*Your objective*
Without the pictures, return each record as it appears.

*Supplied material*
+ + + +

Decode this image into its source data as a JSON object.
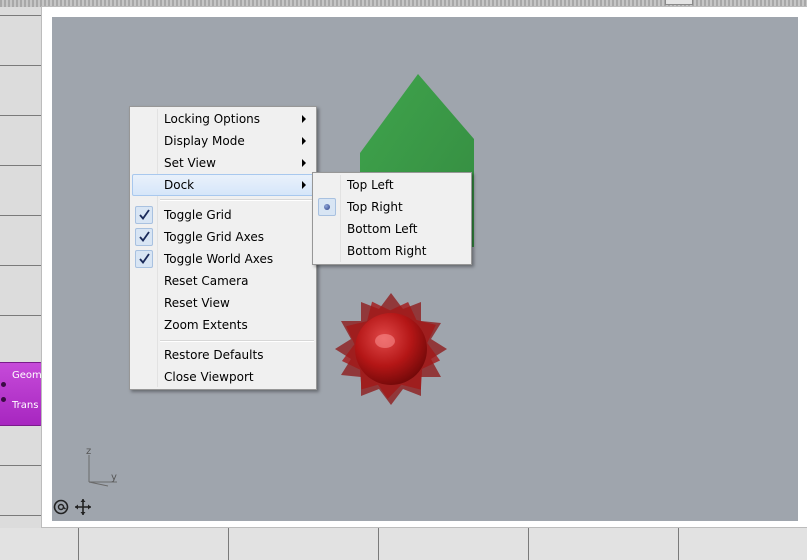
{
  "node": {
    "inputs": [
      "Geom",
      "Trans"
    ]
  },
  "menu": {
    "items": [
      {
        "label": "Locking Options",
        "submenu": true
      },
      {
        "label": "Display Mode",
        "submenu": true
      },
      {
        "label": "Set View",
        "submenu": true
      },
      {
        "label": "Dock",
        "submenu": true,
        "highlighted": true
      },
      {
        "label": "Toggle Grid",
        "checked": true
      },
      {
        "label": "Toggle Grid Axes",
        "checked": true
      },
      {
        "label": "Toggle World Axes",
        "checked": true
      },
      {
        "label": "Reset Camera"
      },
      {
        "label": "Reset View"
      },
      {
        "label": "Zoom Extents"
      },
      {
        "label": "Restore Defaults"
      },
      {
        "label": "Close Viewport"
      }
    ]
  },
  "dock_submenu": {
    "items": [
      {
        "label": "Top Left"
      },
      {
        "label": "Top Right",
        "selected": true
      },
      {
        "label": "Bottom Left"
      },
      {
        "label": "Bottom Right"
      }
    ]
  },
  "axis": {
    "z": "z",
    "y": "y"
  },
  "colors": {
    "viewport_bg": "#9fa5ad",
    "green_shape": "#3f9a47",
    "red_shape": "#b01616",
    "node_purple": "#b72fcc",
    "menu_highlight": "#d6e6f9"
  },
  "icons": [
    "orbit-icon",
    "pan-icon"
  ]
}
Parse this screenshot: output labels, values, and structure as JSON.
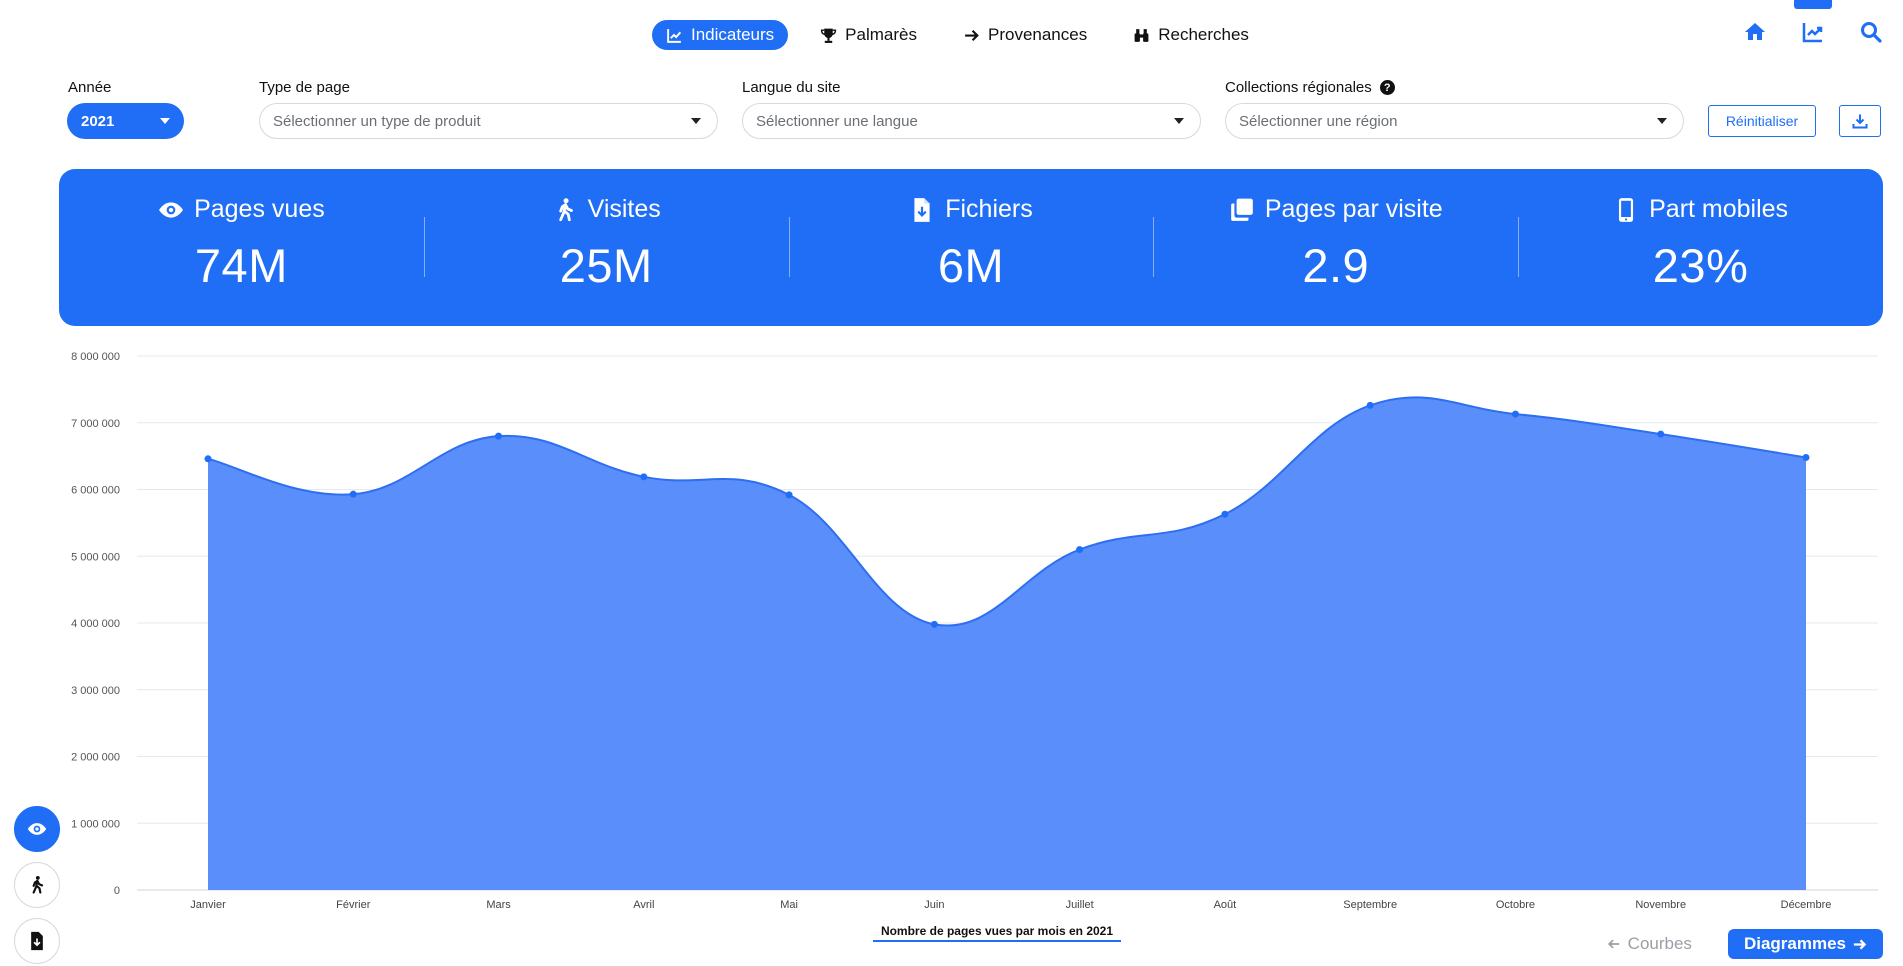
{
  "nav": {
    "tabs": [
      {
        "label": "Indicateurs",
        "icon": "chart-line-icon",
        "active": true
      },
      {
        "label": "Palmarès",
        "icon": "trophy-icon",
        "active": false
      },
      {
        "label": "Provenances",
        "icon": "arrow-right-icon",
        "active": false
      },
      {
        "label": "Recherches",
        "icon": "binoculars-icon",
        "active": false
      }
    ],
    "right_icons": [
      "home-icon",
      "chart-line-icon",
      "search-icon"
    ]
  },
  "filters": {
    "year_label": "Année",
    "year_value": "2021",
    "page_type_label": "Type de page",
    "page_type_placeholder": "Sélectionner un type de produit",
    "language_label": "Langue du site",
    "language_placeholder": "Sélectionner une langue",
    "region_label": "Collections régionales",
    "region_placeholder": "Sélectionner une région",
    "reset_label": "Réinitialiser",
    "download_icon": "download-icon"
  },
  "kpis": [
    {
      "title": "Pages vues",
      "value": "74M",
      "icon": "eye-icon"
    },
    {
      "title": "Visites",
      "value": "25M",
      "icon": "walking-icon"
    },
    {
      "title": "Fichiers",
      "value": "6M",
      "icon": "file-download-icon"
    },
    {
      "title": "Pages par visite",
      "value": "2.9",
      "icon": "copy-icon"
    },
    {
      "title": "Part mobiles",
      "value": "23%",
      "icon": "mobile-icon"
    }
  ],
  "chart_data": {
    "type": "area",
    "title": "Nombre de pages vues par mois en 2021",
    "categories": [
      "Janvier",
      "Février",
      "Mars",
      "Avril",
      "Mai",
      "Juin",
      "Juillet",
      "Août",
      "Septembre",
      "Octobre",
      "Novembre",
      "Décembre"
    ],
    "series": [
      {
        "values": [
          6460000,
          5930000,
          6800000,
          6190000,
          5920000,
          3980000,
          5100000,
          5630000,
          7260000,
          7130000,
          6830000,
          6480000
        ]
      }
    ],
    "ylim": [
      0,
      8000000
    ],
    "yticks": [
      0,
      1000000,
      2000000,
      3000000,
      4000000,
      5000000,
      6000000,
      7000000,
      8000000
    ],
    "ytick_labels": [
      "0",
      "1 000 000",
      "2 000 000",
      "3 000 000",
      "4 000 000",
      "5 000 000",
      "6 000 000",
      "7 000 000",
      "8 000 000"
    ],
    "grid": true,
    "colors": {
      "fill": "#5a8ffb",
      "line": "#2d6ff0",
      "point": "#1f6ef5",
      "grid": "#e6e8eb"
    }
  },
  "side_buttons": [
    {
      "icon": "eye-icon",
      "active": true
    },
    {
      "icon": "walking-icon",
      "active": false
    },
    {
      "icon": "file-download-icon",
      "active": false
    }
  ],
  "bottom_nav": {
    "prev_label": "Courbes",
    "next_label": "Diagrammes"
  },
  "colors": {
    "accent": "#1f6ef5"
  }
}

+ + + +

*Answer in full*
Decode this image into its source data as a JSON object.
{
  "node": {
    "inputs": [
      "Geom",
      "Trans"
    ]
  },
  "menu": {
    "items": [
      {
        "label": "Locking Options",
        "submenu": true
      },
      {
        "label": "Display Mode",
        "submenu": true
      },
      {
        "label": "Set View",
        "submenu": true
      },
      {
        "label": "Dock",
        "submenu": true,
        "highlighted": true
      },
      {
        "label": "Toggle Grid",
        "checked": true
      },
      {
        "label": "Toggle Grid Axes",
        "checked": true
      },
      {
        "label": "Toggle World Axes",
        "checked": true
      },
      {
        "label": "Reset Camera"
      },
      {
        "label": "Reset View"
      },
      {
        "label": "Zoom Extents"
      },
      {
        "label": "Restore Defaults"
      },
      {
        "label": "Close Viewport"
      }
    ]
  },
  "dock_submenu": {
    "items": [
      {
        "label": "Top Left"
      },
      {
        "label": "Top Right",
        "selected": true
      },
      {
        "label": "Bottom Left"
      },
      {
        "label": "Bottom Right"
      }
    ]
  },
  "axis": {
    "z": "z",
    "y": "y"
  },
  "colors": {
    "viewport_bg": "#9fa5ad",
    "green_shape": "#3f9a47",
    "red_shape": "#b01616",
    "node_purple": "#b72fcc",
    "menu_highlight": "#d6e6f9"
  },
  "icons": [
    "orbit-icon",
    "pan-icon"
  ]
}
Parse this screenshot: output labels, values, and structure as JSON.
{
  "nav": {
    "tabs": [
      {
        "label": "Indicateurs",
        "icon": "chart-line-icon",
        "active": true
      },
      {
        "label": "Palmarès",
        "icon": "trophy-icon",
        "active": false
      },
      {
        "label": "Provenances",
        "icon": "arrow-right-icon",
        "active": false
      },
      {
        "label": "Recherches",
        "icon": "binoculars-icon",
        "active": false
      }
    ],
    "right_icons": [
      "home-icon",
      "chart-line-icon",
      "search-icon"
    ]
  },
  "filters": {
    "year_label": "Année",
    "year_value": "2021",
    "page_type_label": "Type de page",
    "page_type_placeholder": "Sélectionner un type de produit",
    "language_label": "Langue du site",
    "language_placeholder": "Sélectionner une langue",
    "region_label": "Collections régionales",
    "region_placeholder": "Sélectionner une région",
    "reset_label": "Réinitialiser",
    "download_icon": "download-icon"
  },
  "kpis": [
    {
      "title": "Pages vues",
      "value": "74M",
      "icon": "eye-icon"
    },
    {
      "title": "Visites",
      "value": "25M",
      "icon": "walking-icon"
    },
    {
      "title": "Fichiers",
      "value": "6M",
      "icon": "file-download-icon"
    },
    {
      "title": "Pages par visite",
      "value": "2.9",
      "icon": "copy-icon"
    },
    {
      "title": "Part mobiles",
      "value": "23%",
      "icon": "mobile-icon"
    }
  ],
  "chart_data": {
    "type": "area",
    "title": "Nombre de pages vues par mois en 2021",
    "categories": [
      "Janvier",
      "Février",
      "Mars",
      "Avril",
      "Mai",
      "Juin",
      "Juillet",
      "Août",
      "Septembre",
      "Octobre",
      "Novembre",
      "Décembre"
    ],
    "series": [
      {
        "values": [
          6460000,
          5930000,
          6800000,
          6190000,
          5920000,
          3980000,
          5100000,
          5630000,
          7260000,
          7130000,
          6830000,
          6480000
        ]
      }
    ],
    "ylim": [
      0,
      8000000
    ],
    "yticks": [
      0,
      1000000,
      2000000,
      3000000,
      4000000,
      5000000,
      6000000,
      7000000,
      8000000
    ],
    "ytick_labels": [
      "0",
      "1 000 000",
      "2 000 000",
      "3 000 000",
      "4 000 000",
      "5 000 000",
      "6 000 000",
      "7 000 000",
      "8 000 000"
    ],
    "grid": true,
    "colors": {
      "fill": "#5a8ffb",
      "line": "#2d6ff0",
      "point": "#1f6ef5",
      "grid": "#e6e8eb"
    }
  },
  "side_buttons": [
    {
      "icon": "eye-icon",
      "active": true
    },
    {
      "icon": "walking-icon",
      "active": false
    },
    {
      "icon": "file-download-icon",
      "active": false
    }
  ],
  "bottom_nav": {
    "prev_label": "Courbes",
    "next_label": "Diagrammes"
  },
  "colors": {
    "accent": "#1f6ef5"
  }
}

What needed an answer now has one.